TWO POPES ON CHURCH MUSIC: IMAGINARY BUT PLAUSIBLE REFLECTIONS
The brief interview above with a Benedictine music scholar serves as a mini-warm-up to this very unusual survey of Church music today - where it is, why it is where it is, and what it could and should be.
These are imaginary reflections by the current Pope and his predecessor on the state of Church music, as plausibly - and audaciously, in the case of the imagined JP-II 'undelivered address' - presented by one of the world's leading experts on Gregorian chant and other forms of pre-modern liturgical music.
These reflections are hymns in themselves to liturgy as adoration of the Lord and not a vehicle for self-celebration or self-expression.
----------------------------------------------------------------
Gregorian Chant:
The Secret Thoughts of Joseph Ratzinger
They are well explained by Giacomo Baroffio,
a great expert in liturgical music,
using the device of an imaginary discourse
written by the current pope, and a request
for forgiveness left in his predecessor’s desk
by Sandro Magister
ROMA, October 9, 2006 – Let’s imagine that the document that follows is the discourse that Benedict XVI has prepared for the upcoming feast of saint Cecilia, patroness of music, which falls each year on November 22.

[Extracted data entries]
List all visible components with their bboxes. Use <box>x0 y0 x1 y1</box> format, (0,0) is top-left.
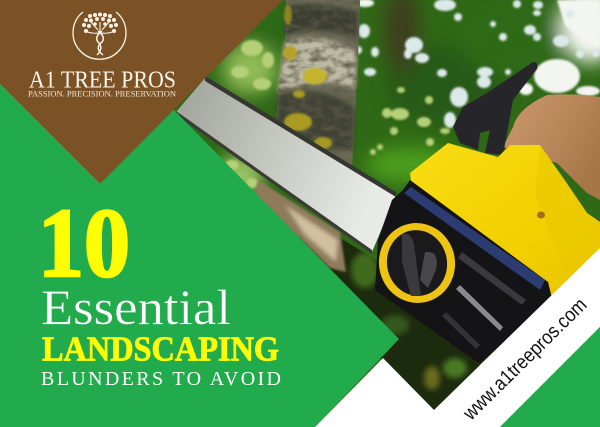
foliage background <box>170 0 600 427</box>
yellow dial <box>373 217 461 309</box>
sky gaps <box>356 0 600 96</box>
guide bar <box>176 76 396 254</box>
dark ground below saw <box>270 232 480 412</box>
brown logo panel <box>0 0 283 184</box>
green corner <box>500 327 600 427</box>
white diagonal band <box>315 248 600 427</box>
green panel <box>0 84 399 427</box>
hand <box>503 94 600 200</box>
Essential: Essential <box>41 279 231 335</box>
photo: chainsaw cutting a tree <box>170 0 600 427</box>
oil hole <box>537 212 545 218</box>
number 10: 10 <box>38 189 130 298</box>
headline <box>38 189 281 390</box>
BLUNDERS TO AVOID: BLUNDERS TO AVOID <box>41 368 281 390</box>
icon: tree in a circle <box>73 12 126 59</box>
logo <box>28 12 176 98</box>
tagline: PASSION. PRECISION. PRESERVATION <box>28 90 176 98</box>
saw body <box>373 143 600 364</box>
rear handle <box>453 62 538 155</box>
LANDSCAPING: LANDSCAPING <box>42 330 279 368</box>
lower trunk below the bar <box>255 180 346 272</box>
brand name: A1 TREE PROS <box>29 66 176 94</box>
tree trunk <box>276 0 360 170</box>
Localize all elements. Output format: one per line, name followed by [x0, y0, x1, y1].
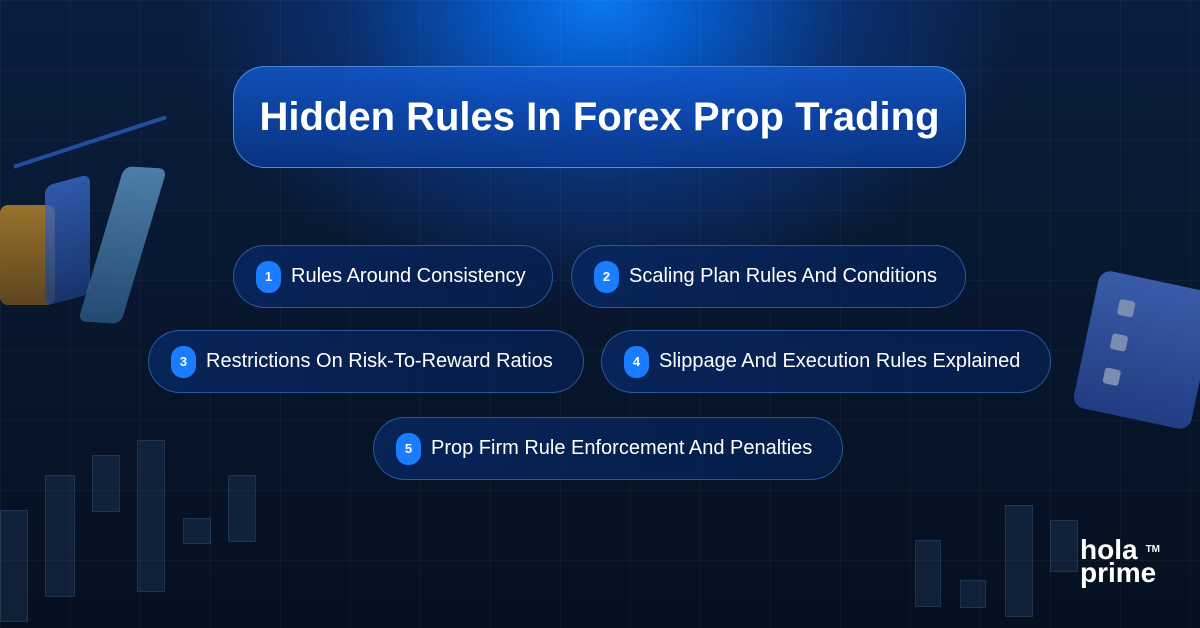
- item 1: [233, 245, 553, 308]
- item 4: 4: [633, 354, 640, 369]
- item 5: Prop Firm Rule Enforcement And Penalties: [431, 437, 812, 459]
- icon: 3d bar chart left: [0, 115, 167, 324]
- title: Hidden Rules In Forex Prop Trading: [259, 94, 940, 138]
- icon: clipboard right: [1072, 269, 1200, 431]
- item 1: 1: [265, 269, 272, 284]
- item 1: Rules Around Consistency: [291, 265, 526, 287]
- item 4: Slippage And Execution Rules Explained: [659, 350, 1020, 372]
- item 5: [373, 417, 843, 480]
- item 4: [601, 330, 1051, 393]
- item 5: 5: [405, 441, 412, 456]
- item 3: [148, 330, 584, 393]
- item 2: [571, 245, 966, 308]
- item 3: 3: [180, 354, 187, 369]
- logo: hola TM: [1080, 534, 1160, 565]
- candlesticks left: [0, 440, 256, 622]
- item 2: 2: [603, 269, 610, 284]
- item 3: Restrictions On Risk-To-Reward Ratios: [206, 350, 553, 372]
- logo: [1080, 534, 1160, 588]
- item 2: Scaling Plan Rules And Conditions: [629, 265, 937, 287]
- candlesticks right: [915, 505, 1078, 617]
- logo: prime: [1080, 557, 1156, 588]
- title: [233, 66, 966, 168]
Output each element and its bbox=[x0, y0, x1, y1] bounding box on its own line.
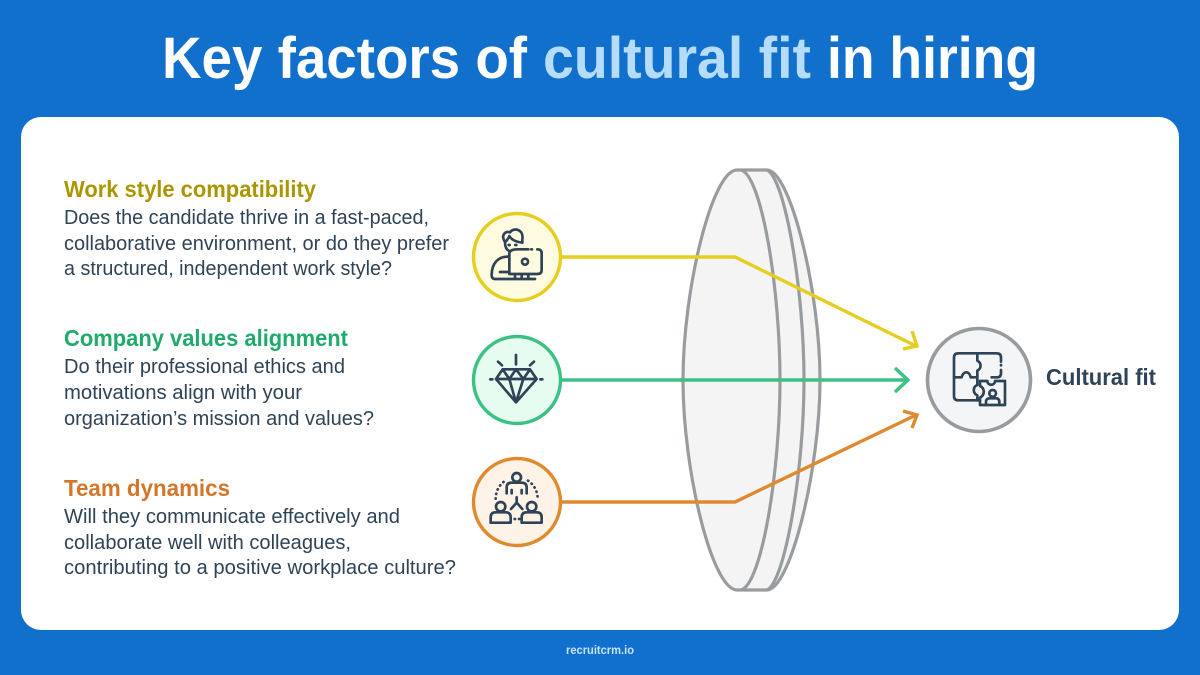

- **WHAT YOU ARE ASKED TO DO**: Summarize the article on two popes and Church music in two sentences.

- **SOLUTION FOR THIS TASK**: The article introduces imaginary reflections by the current Pope and his predecessor on the state of Church music, presented by Giacomo Baroffio, one of the world's leading experts on Gregorian chant and other pre-modern liturgical music. These reflections praise liturgy as adoration of the Lord rather than a vehicle for self-celebration or self-expression.